Your instructions: Set down the full listing exactly, character for character.

Records for processing:
########################################

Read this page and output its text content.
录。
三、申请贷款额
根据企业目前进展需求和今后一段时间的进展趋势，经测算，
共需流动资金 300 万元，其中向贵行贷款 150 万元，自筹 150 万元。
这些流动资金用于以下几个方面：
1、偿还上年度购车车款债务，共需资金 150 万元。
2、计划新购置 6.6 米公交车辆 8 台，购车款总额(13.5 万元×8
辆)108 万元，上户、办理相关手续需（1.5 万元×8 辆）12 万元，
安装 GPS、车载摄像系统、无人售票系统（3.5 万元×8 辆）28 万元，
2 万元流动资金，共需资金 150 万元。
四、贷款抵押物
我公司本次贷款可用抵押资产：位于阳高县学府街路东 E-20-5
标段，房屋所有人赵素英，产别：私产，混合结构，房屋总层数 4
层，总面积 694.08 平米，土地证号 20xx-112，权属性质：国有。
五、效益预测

########################################

Exercise response:
Read this page and output its text content.
录。
三、申请贷款额
根据企业目前进展需求和今后一段时间的进展趋势，经测算，
共需流动资金 300 万元，其中向贵行贷款 150 万元，自筹 150 万元。
这些流动资金用于以下几个方面：
1、偿还上年度购车车款债务，共需资金 150 万元。
2、计划新购置 6.6 米公交车辆 8 台，购车款总额(13.5 万元×8
辆)108 万元，上户、办理相关手续需（1.5 万元×8 辆）12 万元，
安装 GPS、车载摄像系统、无人售票系统（3.5 万元×8 辆）28 万元，
2 万元流动资金，共需资金 150 万元。
四、贷款抵押物
我公司本次贷款可用抵押资产：位于阳高县学府街路东 E-20-5
标段，房屋所有人赵素英，产别：私产，混合结构，房屋总层数 4
层，总面积 694.08 平米，土地证号 20xx-112，权属性质：国有。
五、效益预测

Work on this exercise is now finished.